**DIRECTIVE:** Rewrite the part of the passage on El's journey that opens with "Did you ever" and closes with "and on Earth.", changing "Gospels" to "Scriptures" throughout.

Contrast that with El’s journey

Much of El’s struggle in S4 is to figure out how best to use her powers and whether she is, to borrow the title of an episode, a monster or a superhero. She has changed, and been changed by, the group of friends and adoptive family who have integrated her over the course of the seasons. She seems to have realized that love is what binds people together and determines the status of their relationships and their interactions. She hasn’t quite grasped this early in the season, when she tries to deal with her loneliness and isolation by lashing out at Angela, first with her dormant psychic powers and subsequently with the most 80s of teenaged weapons – a roller skate.

Later, when she comes to believe that she killed everyone in the Hawkins lab, she sees herself as a monster. However, with the help of her friends and her conscience, she realizes that she must use her abilities for good, to save those she loves and all the others who don’t deserve Henry’s wrath.

El has a foot in two worlds. She is a human, a child, who wants a family and a father, and is conscious of her own flaws. However, she has a kind of “divine” power, given to her for reasons she does not understand.

Did you ever wonder why we keep telling stories about love saving the world? Or why, in those stories, we are usually saved by someone with one foot in our world and one in another?

C.S. Lewis had trouble accepting the claims of the Gospels because they seemed to him like “myth,” and he associated myth with lies. However, he eventually came to see that the myths we tell are better or worse attempts to access the deep truths of the human story, and that the Gospels are the deepest and truest stories there are.

Perhaps we keep telling these stories because we know, intuitively, that the only Person who can save us from our sin and misery is the One who has feet planted in Heaven and on Earth.

**EXCERPTED DATA:**

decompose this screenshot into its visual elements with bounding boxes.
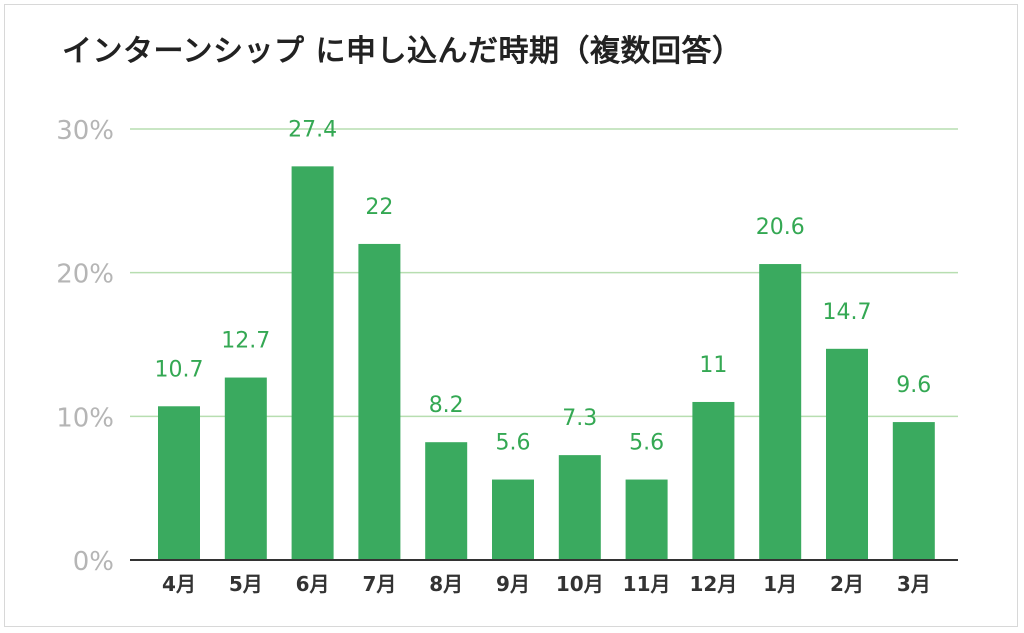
bar <box>558 455 601 560</box>
bar <box>358 243 401 560</box>
bar <box>892 422 935 560</box>
gridlines <box>130 128 958 418</box>
x-tick-label: 10月 <box>556 572 604 596</box>
x-tick-label: 4月 <box>162 572 196 596</box>
bar <box>692 401 735 560</box>
x-tick-label: 8月 <box>429 572 463 596</box>
data-label: 14.7 <box>823 300 872 325</box>
x-tick-label: 1月 <box>763 572 797 596</box>
x-tick-label: 2月 <box>830 572 864 596</box>
bar <box>492 479 534 560</box>
x-tick-label: 5月 <box>229 572 263 596</box>
data-label: 10.7 <box>155 357 204 382</box>
x-tick-label: 3月 <box>897 572 931 596</box>
data-label: 5.6 <box>496 431 531 456</box>
y-tick-label: 30% <box>56 116 114 146</box>
data-label: 5.6 <box>629 431 664 456</box>
data-labels: 10.7 12.7 27.4 22 8.2 5.6 7.3 5.6 11 20.6 14.7 9.6 <box>155 117 932 455</box>
x-axis-ticks: 4月 5月 6月 7月 8月 9月 10月 11月 12月 1月 2月 3月 <box>162 572 931 596</box>
data-label: 8.2 <box>429 393 464 418</box>
data-label: 22 <box>365 195 393 220</box>
bar <box>826 348 868 560</box>
chart-title: インターンシップ に申し込んだ時期（複数回答） <box>62 34 743 69</box>
y-axis-ticks: 0% 10% 20% 30% <box>56 116 114 577</box>
data-label: 11 <box>699 353 727 378</box>
bar <box>625 479 668 560</box>
x-tick-label: 11月 <box>623 572 671 596</box>
bar <box>425 442 468 560</box>
data-label: 9.6 <box>896 373 931 398</box>
data-label: 20.6 <box>756 215 805 240</box>
data-label: 27.4 <box>288 117 337 142</box>
data-label: 7.3 <box>562 406 597 431</box>
data-label: 12.7 <box>221 329 270 354</box>
x-tick-label: 12月 <box>689 572 737 596</box>
bar <box>158 406 200 560</box>
x-tick-label: 6月 <box>296 572 330 596</box>
y-tick-label: 20% <box>56 260 114 290</box>
x-tick-label: 7月 <box>362 572 396 596</box>
y-tick-label: 10% <box>56 403 114 433</box>
bar <box>759 264 802 560</box>
bar <box>224 377 267 560</box>
x-tick-label: 9月 <box>496 572 530 596</box>
bars <box>158 166 935 560</box>
bar <box>291 166 334 560</box>
y-tick-label: 0% <box>73 547 114 577</box>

**OUTPUT:**
Did you ever wonder why we keep telling stories about love saving the world? Or why, in those stories, we are usually saved by someone with one foot in our world and one in another?

C.S. Lewis had trouble accepting the claims of the Scriptures because they seemed to him like “myth,” and he associated myth with lies. However, he eventually came to see that the myths we tell are better or worse attempts to access the deep truths of the human story, and that the Scriptures are the deepest and truest stories there are.

Perhaps we keep telling these stories because we know, intuitively, that the only Person who can save us from our sin and misery is the One who has feet planted in Heaven and on Earth.